— What you need to do —
According to the NetIDE abstract, what is the objective of the demonstration?

— Text block —
NetIDE: removing vendor lock-in in SDN

R. Doriguzzi-Corin, CREATE-NET, Italy
E. Salvadori, CREATE-NET, Italy
P. A. Aranda Gutíerrez, Telefonica I+D,Spain
C. Stritzke, Fraunhofer IPT, Germany
A. Leckey, Intel Labs Europe, Ireland
K. Phemius, Thales, France
E. Rojas, Telcaria Ideas S.L., Spain
C. Guerrero, IMDEA Networks, Spain

Abstract: The objective of the demonstration is to show two of the NetIDE framework benefits:

  • an Integrated Development Environment: one single tool to manage the whole life-cycle of a Network Application: from the design, to the implementation, deployment and testing;
  • Network Application re-usability and portability: Network Applications written for many different controller frameworks, e.g. implemented in the past for different environments/needs, can be re-used and executed on top of the controller framework that is currently managing a given network infrastructure or, on the other way around, a well-tested Network Application can be ported and executed “as is” on a second network controlled by another controller framework.

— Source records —

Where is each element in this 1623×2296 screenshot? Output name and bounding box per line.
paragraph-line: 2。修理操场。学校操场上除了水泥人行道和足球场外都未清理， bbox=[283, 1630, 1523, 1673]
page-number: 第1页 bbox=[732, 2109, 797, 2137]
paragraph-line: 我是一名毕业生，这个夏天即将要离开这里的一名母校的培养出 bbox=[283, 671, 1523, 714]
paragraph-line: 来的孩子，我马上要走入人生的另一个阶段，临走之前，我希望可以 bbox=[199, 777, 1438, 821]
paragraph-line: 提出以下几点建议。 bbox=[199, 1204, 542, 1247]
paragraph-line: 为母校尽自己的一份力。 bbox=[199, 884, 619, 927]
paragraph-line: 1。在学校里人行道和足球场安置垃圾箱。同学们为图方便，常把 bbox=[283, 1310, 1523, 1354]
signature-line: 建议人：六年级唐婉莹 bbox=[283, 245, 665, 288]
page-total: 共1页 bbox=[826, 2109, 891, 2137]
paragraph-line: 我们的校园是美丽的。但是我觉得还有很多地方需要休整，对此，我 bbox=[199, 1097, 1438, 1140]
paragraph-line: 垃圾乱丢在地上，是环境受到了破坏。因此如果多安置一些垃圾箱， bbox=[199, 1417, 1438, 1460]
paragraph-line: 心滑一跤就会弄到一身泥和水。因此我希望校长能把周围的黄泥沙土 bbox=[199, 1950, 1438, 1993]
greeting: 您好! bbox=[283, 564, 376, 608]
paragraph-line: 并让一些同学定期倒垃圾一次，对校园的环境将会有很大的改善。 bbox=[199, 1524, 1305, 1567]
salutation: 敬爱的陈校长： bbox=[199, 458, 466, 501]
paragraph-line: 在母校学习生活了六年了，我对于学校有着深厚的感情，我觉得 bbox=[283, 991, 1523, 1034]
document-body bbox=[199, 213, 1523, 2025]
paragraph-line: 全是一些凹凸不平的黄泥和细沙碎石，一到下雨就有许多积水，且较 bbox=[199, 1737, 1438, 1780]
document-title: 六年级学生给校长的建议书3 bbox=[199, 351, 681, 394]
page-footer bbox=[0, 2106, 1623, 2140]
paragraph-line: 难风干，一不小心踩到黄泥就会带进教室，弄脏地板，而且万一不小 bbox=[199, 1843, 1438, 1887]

— Response —
To show two of the NetIDE framework benefits: an Integrated Development Environment, and Network Application re-usability and portability.